Entries:
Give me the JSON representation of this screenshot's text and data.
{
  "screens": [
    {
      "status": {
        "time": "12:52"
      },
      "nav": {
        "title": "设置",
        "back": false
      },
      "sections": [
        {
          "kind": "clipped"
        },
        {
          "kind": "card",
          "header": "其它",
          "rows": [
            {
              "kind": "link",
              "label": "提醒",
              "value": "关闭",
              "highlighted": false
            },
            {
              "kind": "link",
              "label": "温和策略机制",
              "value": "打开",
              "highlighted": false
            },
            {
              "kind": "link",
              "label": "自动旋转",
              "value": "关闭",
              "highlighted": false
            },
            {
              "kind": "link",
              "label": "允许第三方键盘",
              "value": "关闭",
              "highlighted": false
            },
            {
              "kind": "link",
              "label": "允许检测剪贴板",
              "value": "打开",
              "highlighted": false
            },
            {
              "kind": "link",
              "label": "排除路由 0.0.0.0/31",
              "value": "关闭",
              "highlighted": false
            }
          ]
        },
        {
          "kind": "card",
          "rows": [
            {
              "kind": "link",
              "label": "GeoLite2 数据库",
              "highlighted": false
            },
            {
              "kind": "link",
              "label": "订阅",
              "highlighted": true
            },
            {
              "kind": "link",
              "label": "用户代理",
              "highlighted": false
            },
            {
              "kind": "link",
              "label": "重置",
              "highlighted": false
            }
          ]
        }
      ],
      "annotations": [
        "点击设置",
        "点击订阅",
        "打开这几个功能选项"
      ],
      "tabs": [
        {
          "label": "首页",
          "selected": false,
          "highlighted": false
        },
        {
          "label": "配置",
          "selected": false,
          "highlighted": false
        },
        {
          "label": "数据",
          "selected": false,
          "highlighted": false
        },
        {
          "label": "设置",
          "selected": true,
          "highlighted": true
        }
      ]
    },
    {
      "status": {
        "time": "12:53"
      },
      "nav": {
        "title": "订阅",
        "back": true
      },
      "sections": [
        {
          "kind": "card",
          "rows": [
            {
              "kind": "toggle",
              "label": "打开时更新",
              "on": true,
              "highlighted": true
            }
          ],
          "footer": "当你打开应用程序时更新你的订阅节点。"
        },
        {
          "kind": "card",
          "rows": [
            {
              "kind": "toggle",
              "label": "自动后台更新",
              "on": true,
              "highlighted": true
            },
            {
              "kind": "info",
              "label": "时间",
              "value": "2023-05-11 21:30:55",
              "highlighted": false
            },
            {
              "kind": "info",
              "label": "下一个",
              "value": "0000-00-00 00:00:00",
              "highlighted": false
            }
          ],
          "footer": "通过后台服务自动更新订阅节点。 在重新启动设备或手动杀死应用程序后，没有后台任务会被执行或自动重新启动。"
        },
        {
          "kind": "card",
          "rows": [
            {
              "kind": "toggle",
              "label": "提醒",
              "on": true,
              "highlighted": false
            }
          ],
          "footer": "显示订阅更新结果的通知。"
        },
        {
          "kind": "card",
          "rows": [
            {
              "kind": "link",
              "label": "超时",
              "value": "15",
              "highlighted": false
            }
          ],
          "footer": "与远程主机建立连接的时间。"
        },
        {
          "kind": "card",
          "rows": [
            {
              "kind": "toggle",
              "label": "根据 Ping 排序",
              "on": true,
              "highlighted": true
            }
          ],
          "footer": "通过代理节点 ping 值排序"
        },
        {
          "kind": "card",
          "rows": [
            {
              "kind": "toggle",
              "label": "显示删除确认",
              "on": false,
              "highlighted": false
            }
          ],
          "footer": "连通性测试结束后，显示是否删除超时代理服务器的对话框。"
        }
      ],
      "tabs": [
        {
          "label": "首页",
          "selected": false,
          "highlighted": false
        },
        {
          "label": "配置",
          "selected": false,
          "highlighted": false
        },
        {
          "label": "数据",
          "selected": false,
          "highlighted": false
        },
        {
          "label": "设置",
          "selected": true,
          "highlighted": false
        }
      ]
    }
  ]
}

Exercise task:
Would you copy out each line exactly as written?

Reply to the exercise:
Give me the JSON representation of this screenshot's text and data.
{
  "screens": [
    {
      "status": {
        "time": "12:52"
      },
      "nav": {
        "title": "设置",
        "back": false
      },
      "sections": [
        {
          "kind": "clipped"
        },
        {
          "kind": "card",
          "header": "其它",
          "rows": [
            {
              "kind": "link",
              "label": "提醒",
              "value": "关闭",
              "highlighted": false
            },
            {
              "kind": "link",
              "label": "温和策略机制",
              "value": "打开",
              "highlighted": false
            },
            {
              "kind": "link",
              "label": "自动旋转",
              "value": "关闭",
              "highlighted": false
            },
            {
              "kind": "link",
              "label": "允许第三方键盘",
              "value": "关闭",
              "highlighted": false
            },
            {
              "kind": "link",
              "label": "允许检测剪贴板",
              "value": "打开",
              "highlighted": false
            },
            {
              "kind": "link",
              "label": "排除路由 0.0.0.0/31",
              "value": "关闭",
              "highlighted": false
            }
          ]
        },
        {
          "kind": "card",
          "rows": [
            {
              "kind": "link",
              "label": "GeoLite2 数据库",
              "highlighted": false
            },
            {
              "kind": "link",
              "label": "订阅",
              "highlighted": true
            },
            {
              "kind": "link",
              "label": "用户代理",
              "highlighted": false
            },
            {
              "kind": "link",
              "label": "重置",
              "highlighted": false
            }
          ]
        }
      ],
      "annotations": [
        "点击设置",
        "点击订阅",
        "打开这几个功能选项"
      ],
      "tabs": [
        {
          "label": "首页",
          "selected": false,
          "highlighted": false
        },
        {
          "label": "配置",
          "selected": false,
          "highlighted": false
        },
        {
          "label": "数据",
          "selected": false,
          "highlighted": false
        },
        {
          "label": "设置",
          "selected": true,
          "highlighted": true
        }
      ]
    },
    {
      "status": {
        "time": "12:53"
      },
      "nav": {
        "title": "订阅",
        "back": true
      },
      "sections": [
        {
          "kind": "card",
          "rows": [
            {
              "kind": "toggle",
              "label": "打开时更新",
              "on": true,
              "highlighted": true
            }
          ],
          "footer": "当你打开应用程序时更新你的订阅节点。"
        },
        {
          "kind": "card",
          "rows": [
            {
              "kind": "toggle",
              "label": "自动后台更新",
              "on": true,
              "highlighted": true
            },
            {
              "kind": "info",
              "label": "时间",
              "value": "2023-05-11 21:30:55",
              "highlighted": false
            },
            {
              "kind": "info",
              "label": "下一个",
              "value": "0000-00-00 00:00:00",
              "highlighted": false
            }
          ],
          "footer": "通过后台服务自动更新订阅节点。 在重新启动设备或手动杀死应用程序后，没有后台任务会被执行或自动重新启动。"
        },
        {
          "kind": "card",
          "rows": [
            {
              "kind": "toggle",
              "label": "提醒",
              "on": true,
              "highlighted": false
            }
          ],
          "footer": "显示订阅更新结果的通知。"
        },
        {
          "kind": "card",
          "rows": [
            {
              "kind": "link",
              "label": "超时",
              "value": "15",
              "highlighted": false
            }
          ],
          "footer": "与远程主机建立连接的时间。"
        },
        {
          "kind": "card",
          "rows": [
            {
              "kind": "toggle",
              "label": "根据 Ping 排序",
              "on": true,
              "highlighted": true
            }
          ],
          "footer": "通过代理节点 ping 值排序"
        },
        {
          "kind": "card",
          "rows": [
            {
              "kind": "toggle",
              "label": "显示删除确认",
              "on": false,
              "highlighted": false
            }
          ],
          "footer": "连通性测试结束后，显示是否删除超时代理服务器的对话框。"
        }
      ],
      "tabs": [
        {
          "label": "首页",
          "selected": false,
          "highlighted": false
        },
        {
          "label": "配置",
          "selected": false,
          "highlighted": false
        },
        {
          "label": "数据",
          "selected": false,
          "highlighted": false
        },
        {
          "label": "设置",
          "selected": true,
          "highlighted": false
        }
      ]
    }
  ]
}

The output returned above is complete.